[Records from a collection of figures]
-- -- --

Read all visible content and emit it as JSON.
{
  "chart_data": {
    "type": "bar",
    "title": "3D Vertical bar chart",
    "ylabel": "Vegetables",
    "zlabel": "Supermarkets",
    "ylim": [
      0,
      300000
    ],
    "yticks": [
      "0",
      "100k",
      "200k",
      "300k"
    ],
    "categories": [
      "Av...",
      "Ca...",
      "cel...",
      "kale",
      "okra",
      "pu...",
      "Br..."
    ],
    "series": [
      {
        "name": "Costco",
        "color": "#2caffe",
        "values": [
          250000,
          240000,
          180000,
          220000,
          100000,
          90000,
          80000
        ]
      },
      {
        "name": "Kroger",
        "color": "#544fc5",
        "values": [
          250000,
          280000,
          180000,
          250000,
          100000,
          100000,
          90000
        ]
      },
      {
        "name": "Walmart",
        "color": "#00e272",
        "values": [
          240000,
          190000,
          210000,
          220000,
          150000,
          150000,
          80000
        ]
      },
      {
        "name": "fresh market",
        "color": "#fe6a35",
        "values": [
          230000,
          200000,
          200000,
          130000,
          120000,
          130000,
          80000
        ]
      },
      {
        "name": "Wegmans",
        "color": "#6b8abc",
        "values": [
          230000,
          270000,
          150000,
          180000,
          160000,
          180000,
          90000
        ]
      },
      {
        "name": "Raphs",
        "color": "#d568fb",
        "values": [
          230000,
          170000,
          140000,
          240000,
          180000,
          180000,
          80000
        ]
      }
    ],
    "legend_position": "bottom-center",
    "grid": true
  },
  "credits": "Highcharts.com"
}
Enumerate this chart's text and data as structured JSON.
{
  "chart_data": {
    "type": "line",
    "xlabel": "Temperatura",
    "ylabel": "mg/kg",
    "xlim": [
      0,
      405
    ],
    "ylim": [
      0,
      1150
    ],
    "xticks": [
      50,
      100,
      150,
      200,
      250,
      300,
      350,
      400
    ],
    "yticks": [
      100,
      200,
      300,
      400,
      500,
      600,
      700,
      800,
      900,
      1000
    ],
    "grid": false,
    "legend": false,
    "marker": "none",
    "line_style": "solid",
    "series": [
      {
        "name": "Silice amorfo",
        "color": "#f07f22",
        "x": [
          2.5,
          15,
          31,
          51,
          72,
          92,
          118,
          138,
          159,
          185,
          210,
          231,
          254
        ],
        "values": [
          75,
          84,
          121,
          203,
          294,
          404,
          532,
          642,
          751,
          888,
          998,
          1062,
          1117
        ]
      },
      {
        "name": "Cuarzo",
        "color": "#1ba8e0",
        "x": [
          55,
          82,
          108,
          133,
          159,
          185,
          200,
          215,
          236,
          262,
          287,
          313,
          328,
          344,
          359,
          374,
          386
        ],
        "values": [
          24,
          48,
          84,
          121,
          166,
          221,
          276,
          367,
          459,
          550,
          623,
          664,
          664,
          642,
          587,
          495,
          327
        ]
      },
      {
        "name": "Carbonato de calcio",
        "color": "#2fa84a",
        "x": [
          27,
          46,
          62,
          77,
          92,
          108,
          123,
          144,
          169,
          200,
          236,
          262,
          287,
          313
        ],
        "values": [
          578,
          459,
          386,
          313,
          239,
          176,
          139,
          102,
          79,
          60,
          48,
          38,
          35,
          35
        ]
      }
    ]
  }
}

-- -- --

# Instruction:
Send back each record exactly as it stands.

# Solution to this problem:
Read all visible content and emit it as JSON.
{
  "chart_data": {
    "type": "bar",
    "title": "3D Vertical bar chart",
    "ylabel": "Vegetables",
    "zlabel": "Supermarkets",
    "ylim": [
      0,
      300000
    ],
    "yticks": [
      "0",
      "100k",
      "200k",
      "300k"
    ],
    "categories": [
      "Av...",
      "Ca...",
      "cel...",
      "kale",
      "okra",
      "pu...",
      "Br..."
    ],
    "series": [
      {
        "name": "Costco",
        "color": "#2caffe",
        "values": [
          250000,
          240000,
          180000,
          220000,
          100000,
          90000,
          80000
        ]
      },
      {
        "name": "Kroger",
        "color": "#544fc5",
        "values": [
          250000,
          280000,
          180000,
          250000,
          100000,
          100000,
          90000
        ]
      },
      {
        "name": "Walmart",
        "color": "#00e272",
        "values": [
          240000,
          190000,
          210000,
          220000,
          150000,
          150000,
          80000
        ]
      },
      {
        "name": "fresh market",
        "color": "#fe6a35",
        "values": [
          230000,
          200000,
          200000,
          130000,
          120000,
          130000,
          80000
        ]
      },
      {
        "name": "Wegmans",
        "color": "#6b8abc",
        "values": [
          230000,
          270000,
          150000,
          180000,
          160000,
          180000,
          90000
        ]
      },
      {
        "name": "Raphs",
        "color": "#d568fb",
        "values": [
          230000,
          170000,
          140000,
          240000,
          180000,
          180000,
          80000
        ]
      }
    ],
    "legend_position": "bottom-center",
    "grid": true
  },
  "credits": "Highcharts.com"
}
Enumerate this chart's text and data as structured JSON.
{
  "chart_data": {
    "type": "line",
    "xlabel": "Temperatura",
    "ylabel": "mg/kg",
    "xlim": [
      0,
      405
    ],
    "ylim": [
      0,
      1150
    ],
    "xticks": [
      50,
      100,
      150,
      200,
      250,
      300,
      350,
      400
    ],
    "yticks": [
      100,
      200,
      300,
      400,
      500,
      600,
      700,
      800,
      900,
      1000
    ],
    "grid": false,
    "legend": false,
    "marker": "none",
    "line_style": "solid",
    "series": [
      {
        "name": "Silice amorfo",
        "color": "#f07f22",
        "x": [
          2.5,
          15,
          31,
          51,
          72,
          92,
          118,
          138,
          159,
          185,
          210,
          231,
          254
        ],
        "values": [
          75,
          84,
          121,
          203,
          294,
          404,
          532,
          642,
          751,
          888,
          998,
          1062,
          1117
        ]
      },
      {
        "name": "Cuarzo",
        "color": "#1ba8e0",
        "x": [
          55,
          82,
          108,
          133,
          159,
          185,
          200,
          215,
          236,
          262,
          287,
          313,
          328,
          344,
          359,
          374,
          386
        ],
        "values": [
          24,
          48,
          84,
          121,
          166,
          221,
          276,
          367,
          459,
          550,
          623,
          664,
          664,
          642,
          587,
          495,
          327
        ]
      },
      {
        "name": "Carbonato de calcio",
        "color": "#2fa84a",
        "x": [
          27,
          46,
          62,
          77,
          92,
          108,
          123,
          144,
          169,
          200,
          236,
          262,
          287,
          313
        ],
        "values": [
          578,
          459,
          386,
          313,
          239,
          176,
          139,
          102,
          79,
          60,
          48,
          38,
          35,
          35
        ]
      }
    ]
  }
}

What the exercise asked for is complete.